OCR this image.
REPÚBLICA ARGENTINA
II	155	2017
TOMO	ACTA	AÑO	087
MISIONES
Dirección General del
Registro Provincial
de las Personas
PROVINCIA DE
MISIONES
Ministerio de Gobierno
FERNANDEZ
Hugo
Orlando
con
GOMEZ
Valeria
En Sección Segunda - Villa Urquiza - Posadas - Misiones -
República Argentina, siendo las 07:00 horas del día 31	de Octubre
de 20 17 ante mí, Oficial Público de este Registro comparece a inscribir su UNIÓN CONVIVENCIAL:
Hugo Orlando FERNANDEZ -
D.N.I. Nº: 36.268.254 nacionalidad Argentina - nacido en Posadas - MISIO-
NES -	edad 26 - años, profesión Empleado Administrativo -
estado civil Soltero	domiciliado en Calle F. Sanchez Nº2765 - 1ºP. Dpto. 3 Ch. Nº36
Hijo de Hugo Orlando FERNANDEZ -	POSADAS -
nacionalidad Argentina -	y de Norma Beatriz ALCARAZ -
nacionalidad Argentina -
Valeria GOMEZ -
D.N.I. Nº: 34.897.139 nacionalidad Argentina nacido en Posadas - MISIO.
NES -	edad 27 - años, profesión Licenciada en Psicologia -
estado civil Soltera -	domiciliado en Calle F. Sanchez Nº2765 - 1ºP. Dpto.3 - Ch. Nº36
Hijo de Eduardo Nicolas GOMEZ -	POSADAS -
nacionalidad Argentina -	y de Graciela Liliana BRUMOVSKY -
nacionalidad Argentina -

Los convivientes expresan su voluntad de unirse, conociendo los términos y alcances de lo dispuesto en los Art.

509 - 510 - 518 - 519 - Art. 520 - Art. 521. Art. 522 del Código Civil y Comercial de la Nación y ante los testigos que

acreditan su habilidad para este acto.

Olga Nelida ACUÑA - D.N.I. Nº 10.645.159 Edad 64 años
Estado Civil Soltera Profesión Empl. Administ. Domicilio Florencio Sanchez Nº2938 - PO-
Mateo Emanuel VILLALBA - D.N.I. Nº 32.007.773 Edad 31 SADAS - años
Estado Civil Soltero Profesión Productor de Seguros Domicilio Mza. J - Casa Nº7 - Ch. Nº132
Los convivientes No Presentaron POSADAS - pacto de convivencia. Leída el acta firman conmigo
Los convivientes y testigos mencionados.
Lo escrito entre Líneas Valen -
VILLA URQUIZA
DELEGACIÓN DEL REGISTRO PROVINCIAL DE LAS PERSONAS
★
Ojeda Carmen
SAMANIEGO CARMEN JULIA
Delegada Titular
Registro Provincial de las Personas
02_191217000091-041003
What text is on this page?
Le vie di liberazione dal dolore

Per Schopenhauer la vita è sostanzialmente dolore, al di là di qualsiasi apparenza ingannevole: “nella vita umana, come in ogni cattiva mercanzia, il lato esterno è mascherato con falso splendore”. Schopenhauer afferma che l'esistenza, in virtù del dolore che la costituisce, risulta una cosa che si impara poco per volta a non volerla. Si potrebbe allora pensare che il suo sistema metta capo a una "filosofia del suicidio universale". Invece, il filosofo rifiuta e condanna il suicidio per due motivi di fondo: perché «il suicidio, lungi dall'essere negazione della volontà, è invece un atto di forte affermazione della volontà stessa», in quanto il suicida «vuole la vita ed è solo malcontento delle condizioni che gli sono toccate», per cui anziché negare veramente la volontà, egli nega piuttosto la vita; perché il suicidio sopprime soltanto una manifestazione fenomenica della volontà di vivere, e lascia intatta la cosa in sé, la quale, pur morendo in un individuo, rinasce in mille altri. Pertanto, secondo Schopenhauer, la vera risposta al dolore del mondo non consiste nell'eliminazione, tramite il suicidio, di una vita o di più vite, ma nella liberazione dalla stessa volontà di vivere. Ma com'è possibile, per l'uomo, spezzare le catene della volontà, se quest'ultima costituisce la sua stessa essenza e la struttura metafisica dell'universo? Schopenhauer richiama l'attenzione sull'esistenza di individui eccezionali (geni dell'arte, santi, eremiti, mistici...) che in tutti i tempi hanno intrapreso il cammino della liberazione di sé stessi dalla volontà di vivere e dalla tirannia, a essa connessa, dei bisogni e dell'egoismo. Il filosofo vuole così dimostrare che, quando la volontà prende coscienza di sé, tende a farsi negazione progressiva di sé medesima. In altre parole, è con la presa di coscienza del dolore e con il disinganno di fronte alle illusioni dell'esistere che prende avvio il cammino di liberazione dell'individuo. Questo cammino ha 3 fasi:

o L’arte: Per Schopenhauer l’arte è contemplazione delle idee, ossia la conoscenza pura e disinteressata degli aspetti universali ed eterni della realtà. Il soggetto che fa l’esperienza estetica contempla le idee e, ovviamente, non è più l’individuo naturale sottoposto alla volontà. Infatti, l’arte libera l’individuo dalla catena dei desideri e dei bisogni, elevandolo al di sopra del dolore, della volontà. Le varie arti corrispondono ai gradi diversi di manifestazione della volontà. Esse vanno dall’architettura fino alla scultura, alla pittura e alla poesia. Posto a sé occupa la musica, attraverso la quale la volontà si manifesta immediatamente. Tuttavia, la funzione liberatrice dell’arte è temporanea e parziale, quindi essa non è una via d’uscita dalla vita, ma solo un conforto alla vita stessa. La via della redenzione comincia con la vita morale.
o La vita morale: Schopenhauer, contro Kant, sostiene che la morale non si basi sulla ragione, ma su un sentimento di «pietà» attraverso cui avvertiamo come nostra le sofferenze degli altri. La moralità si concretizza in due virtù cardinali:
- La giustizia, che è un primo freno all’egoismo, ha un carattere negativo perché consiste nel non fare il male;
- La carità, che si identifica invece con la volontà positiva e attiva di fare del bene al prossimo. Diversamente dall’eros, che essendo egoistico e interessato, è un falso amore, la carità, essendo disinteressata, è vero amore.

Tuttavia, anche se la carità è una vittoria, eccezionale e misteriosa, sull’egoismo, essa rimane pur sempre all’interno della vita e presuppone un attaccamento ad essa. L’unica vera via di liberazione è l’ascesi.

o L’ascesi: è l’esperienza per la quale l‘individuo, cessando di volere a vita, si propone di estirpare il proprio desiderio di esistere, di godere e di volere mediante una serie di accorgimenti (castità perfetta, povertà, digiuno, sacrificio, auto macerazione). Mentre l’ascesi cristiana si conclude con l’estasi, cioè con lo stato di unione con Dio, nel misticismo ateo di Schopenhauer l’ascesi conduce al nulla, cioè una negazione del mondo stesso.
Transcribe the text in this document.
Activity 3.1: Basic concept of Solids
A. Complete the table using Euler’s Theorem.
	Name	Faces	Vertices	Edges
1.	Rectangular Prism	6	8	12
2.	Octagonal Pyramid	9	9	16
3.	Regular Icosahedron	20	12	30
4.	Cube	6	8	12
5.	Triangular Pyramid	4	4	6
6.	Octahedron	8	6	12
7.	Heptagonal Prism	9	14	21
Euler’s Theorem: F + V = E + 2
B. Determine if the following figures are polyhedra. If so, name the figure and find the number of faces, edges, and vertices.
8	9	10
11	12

== == ==

Each record should come back exactly as written.

OCR this image.
REPÚBLICA ARGENTINA
II	155	2017
TOMO	ACTA	AÑO	087
MISIONES
Dirección General del
Registro Provincial
de las Personas
PROVINCIA DE
MISIONES
Ministerio de Gobierno
FERNANDEZ
Hugo
Orlando
con
GOMEZ
Valeria
En Sección Segunda - Villa Urquiza - Posadas - Misiones -
República Argentina, siendo las 07:00 horas del día 31	de Octubre
de 20 17 ante mí, Oficial Público de este Registro comparece a inscribir su UNIÓN CONVIVENCIAL:
Hugo Orlando FERNANDEZ -
D.N.I. Nº: 36.268.254 nacionalidad Argentina - nacido en Posadas - MISIO-
NES -	edad 26 - años, profesión Empleado Administrativo -
estado civil Soltero	domiciliado en Calle F. Sanchez Nº2765 - 1ºP. Dpto. 3 Ch. Nº36
Hijo de Hugo Orlando FERNANDEZ -	POSADAS -
nacionalidad Argentina -	y de Norma Beatriz ALCARAZ -
nacionalidad Argentina -
Valeria GOMEZ -
D.N.I. Nº: 34.897.139 nacionalidad Argentina nacido en Posadas - MISIO.
NES -	edad 27 - años, profesión Licenciada en Psicologia -
estado civil Soltera -	domiciliado en Calle F. Sanchez Nº2765 - 1ºP. Dpto.3 - Ch. Nº36
Hijo de Eduardo Nicolas GOMEZ -	POSADAS -
nacionalidad Argentina -	y de Graciela Liliana BRUMOVSKY -
nacionalidad Argentina -

Los convivientes expresan su voluntad de unirse, conociendo los términos y alcances de lo dispuesto en los Art.

509 - 510 - 518 - 519 - Art. 520 - Art. 521. Art. 522 del Código Civil y Comercial de la Nación y ante los testigos que

acreditan su habilidad para este acto.

Olga Nelida ACUÑA - D.N.I. Nº 10.645.159 Edad 64 años
Estado Civil Soltera Profesión Empl. Administ. Domicilio Florencio Sanchez Nº2938 - PO-
Mateo Emanuel VILLALBA - D.N.I. Nº 32.007.773 Edad 31 SADAS - años
Estado Civil Soltero Profesión Productor de Seguros Domicilio Mza. J - Casa Nº7 - Ch. Nº132
Los convivientes No Presentaron POSADAS - pacto de convivencia. Leída el acta firman conmigo
Los convivientes y testigos mencionados.
Lo escrito entre Líneas Valen -
VILLA URQUIZA
DELEGACIÓN DEL REGISTRO PROVINCIAL DE LAS PERSONAS
★
Ojeda Carmen
SAMANIEGO CARMEN JULIA
Delegada Titular
Registro Provincial de las Personas
02_191217000091-041003
What text is on this page?
Le vie di liberazione dal dolore

Per Schopenhauer la vita è sostanzialmente dolore, al di là di qualsiasi apparenza ingannevole: “nella vita umana, come in ogni cattiva mercanzia, il lato esterno è mascherato con falso splendore”. Schopenhauer afferma che l'esistenza, in virtù del dolore che la costituisce, risulta una cosa che si impara poco per volta a non volerla. Si potrebbe allora pensare che il suo sistema metta capo a una "filosofia del suicidio universale". Invece, il filosofo rifiuta e condanna il suicidio per due motivi di fondo: perché «il suicidio, lungi dall'essere negazione della volontà, è invece un atto di forte affermazione della volontà stessa», in quanto il suicida «vuole la vita ed è solo malcontento delle condizioni che gli sono toccate», per cui anziché negare veramente la volontà, egli nega piuttosto la vita; perché il suicidio sopprime soltanto una manifestazione fenomenica della volontà di vivere, e lascia intatta la cosa in sé, la quale, pur morendo in un individuo, rinasce in mille altri. Pertanto, secondo Schopenhauer, la vera risposta al dolore del mondo non consiste nell'eliminazione, tramite il suicidio, di una vita o di più vite, ma nella liberazione dalla stessa volontà di vivere. Ma com'è possibile, per l'uomo, spezzare le catene della volontà, se quest'ultima costituisce la sua stessa essenza e la struttura metafisica dell'universo? Schopenhauer richiama l'attenzione sull'esistenza di individui eccezionali (geni dell'arte, santi, eremiti, mistici...) che in tutti i tempi hanno intrapreso il cammino della liberazione di sé stessi dalla volontà di vivere e dalla tirannia, a essa connessa, dei bisogni e dell'egoismo. Il filosofo vuole così dimostrare che, quando la volontà prende coscienza di sé, tende a farsi negazione progressiva di sé medesima. In altre parole, è con la presa di coscienza del dolore e con il disinganno di fronte alle illusioni dell'esistere che prende avvio il cammino di liberazione dell'individuo. Questo cammino ha 3 fasi:

o L’arte: Per Schopenhauer l’arte è contemplazione delle idee, ossia la conoscenza pura e disinteressata degli aspetti universali ed eterni della realtà. Il soggetto che fa l’esperienza estetica contempla le idee e, ovviamente, non è più l’individuo naturale sottoposto alla volontà. Infatti, l’arte libera l’individuo dalla catena dei desideri e dei bisogni, elevandolo al di sopra del dolore, della volontà. Le varie arti corrispondono ai gradi diversi di manifestazione della volontà. Esse vanno dall’architettura fino alla scultura, alla pittura e alla poesia. Posto a sé occupa la musica, attraverso la quale la volontà si manifesta immediatamente. Tuttavia, la funzione liberatrice dell’arte è temporanea e parziale, quindi essa non è una via d’uscita dalla vita, ma solo un conforto alla vita stessa. La via della redenzione comincia con la vita morale.
o La vita morale: Schopenhauer, contro Kant, sostiene che la morale non si basi sulla ragione, ma su un sentimento di «pietà» attraverso cui avvertiamo come nostra le sofferenze degli altri. La moralità si concretizza in due virtù cardinali:
- La giustizia, che è un primo freno all’egoismo, ha un carattere negativo perché consiste nel non fare il male;
- La carità, che si identifica invece con la volontà positiva e attiva di fare del bene al prossimo. Diversamente dall’eros, che essendo egoistico e interessato, è un falso amore, la carità, essendo disinteressata, è vero amore.

Tuttavia, anche se la carità è una vittoria, eccezionale e misteriosa, sull’egoismo, essa rimane pur sempre all’interno della vita e presuppone un attaccamento ad essa. L’unica vera via di liberazione è l’ascesi.

o L’ascesi: è l’esperienza per la quale l‘individuo, cessando di volere a vita, si propone di estirpare il proprio desiderio di esistere, di godere e di volere mediante una serie di accorgimenti (castità perfetta, povertà, digiuno, sacrificio, auto macerazione). Mentre l’ascesi cristiana si conclude con l’estasi, cioè con lo stato di unione con Dio, nel misticismo ateo di Schopenhauer l’ascesi conduce al nulla, cioè una negazione del mondo stesso.
Transcribe the text in this document.
Activity 3.1: Basic concept of Solids
A. Complete the table using Euler’s Theorem.
	Name	Faces	Vertices	Edges
1.	Rectangular Prism	6	8	12
2.	Octagonal Pyramid	9	9	16
3.	Regular Icosahedron	20	12	30
4.	Cube	6	8	12
5.	Triangular Pyramid	4	4	6
6.	Octahedron	8	6	12
7.	Heptagonal Prism	9	14	21
Euler’s Theorem: F + V = E + 2
B. Determine if the following figures are polyhedra. If so, name the figure and find the number of faces, edges, and vertices.
8	9	10
11	12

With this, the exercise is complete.